[Dataset items]
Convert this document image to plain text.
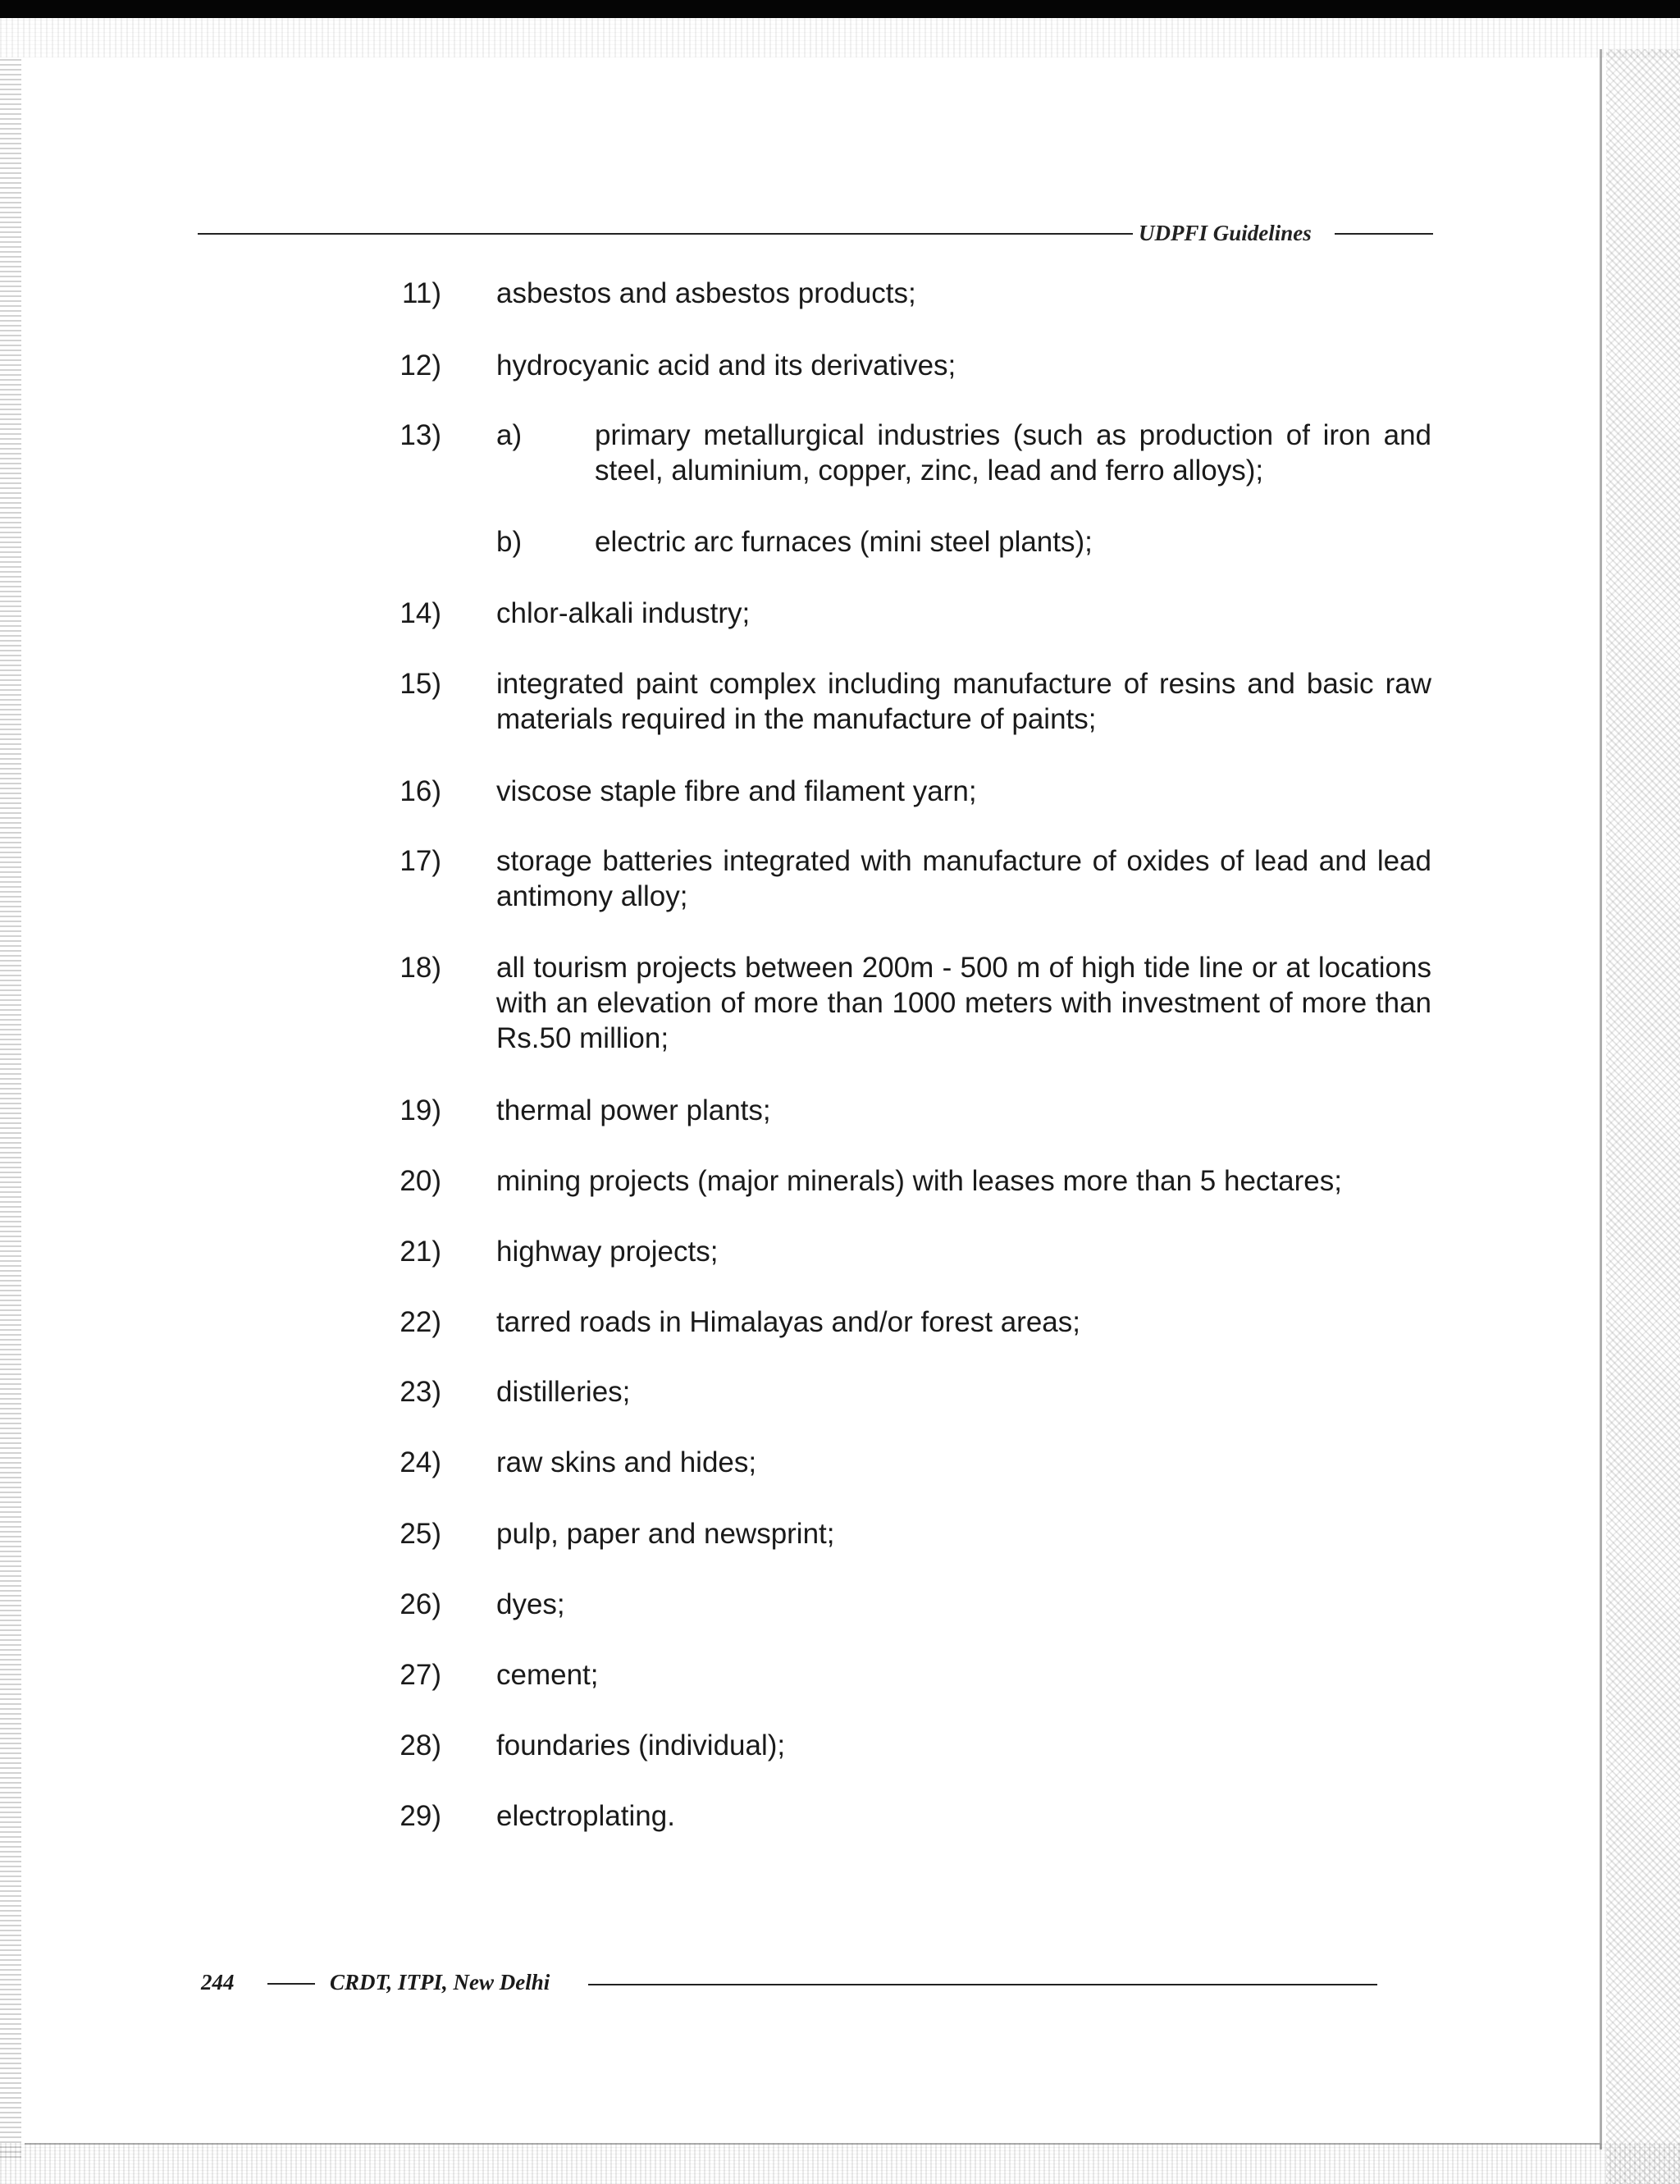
UDPFI Guidelines
11) asbestos and asbestos products;
12) hydrocyanic acid and its derivatives;
13) a)	primary metallurgical industries (such as production of iron and steel, aluminium, copper, zinc, lead and ferro alloys);
b)	electric arc furnaces (mini steel plants);
14) chlor-alkali industry;
15) integrated paint complex including manufacture of resins and basic raw materials required in the manufacture of paints;
16) viscose staple fibre and filament yarn;
17) storage batteries integrated with manufacture of oxides of lead and lead antimony alloy;
18) all tourism projects between 200m - 500 m of high tide line or at locations with an elevation of more than 1000 meters with investment of more than Rs.50 million;
19) thermal power plants;
20) mining projects (major minerals) with leases more than 5 hectares;
21) highway projects;
22) tarred roads in Himalayas and/or forest areas;
23) distilleries;
24) raw skins and hides;
25) pulp, paper and newsprint;
26) dyes;
27) cement;
28) foundaries (individual);
29) electroplating.
244	CRDT, ITPI, New Delhi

WHAT TO WORK ON =>
Repeat each record exactly, with the pictures left out.

THE RESPONSE =>
Convert this document image to plain text.
UDPFI Guidelines
11) asbestos and asbestos products;
12) hydrocyanic acid and its derivatives;
13) a)	primary metallurgical industries (such as production of iron and steel, aluminium, copper, zinc, lead and ferro alloys);
b)	electric arc furnaces (mini steel plants);
14) chlor-alkali industry;
15) integrated paint complex including manufacture of resins and basic raw materials required in the manufacture of paints;
16) viscose staple fibre and filament yarn;
17) storage batteries integrated with manufacture of oxides of lead and lead antimony alloy;
18) all tourism projects between 200m - 500 m of high tide line or at locations with an elevation of more than 1000 meters with investment of more than Rs.50 million;
19) thermal power plants;
20) mining projects (major minerals) with leases more than 5 hectares;
21) highway projects;
22) tarred roads in Himalayas and/or forest areas;
23) distilleries;
24) raw skins and hides;
25) pulp, paper and newsprint;
26) dyes;
27) cement;
28) foundaries (individual);
29) electroplating.
244	CRDT, ITPI, New Delhi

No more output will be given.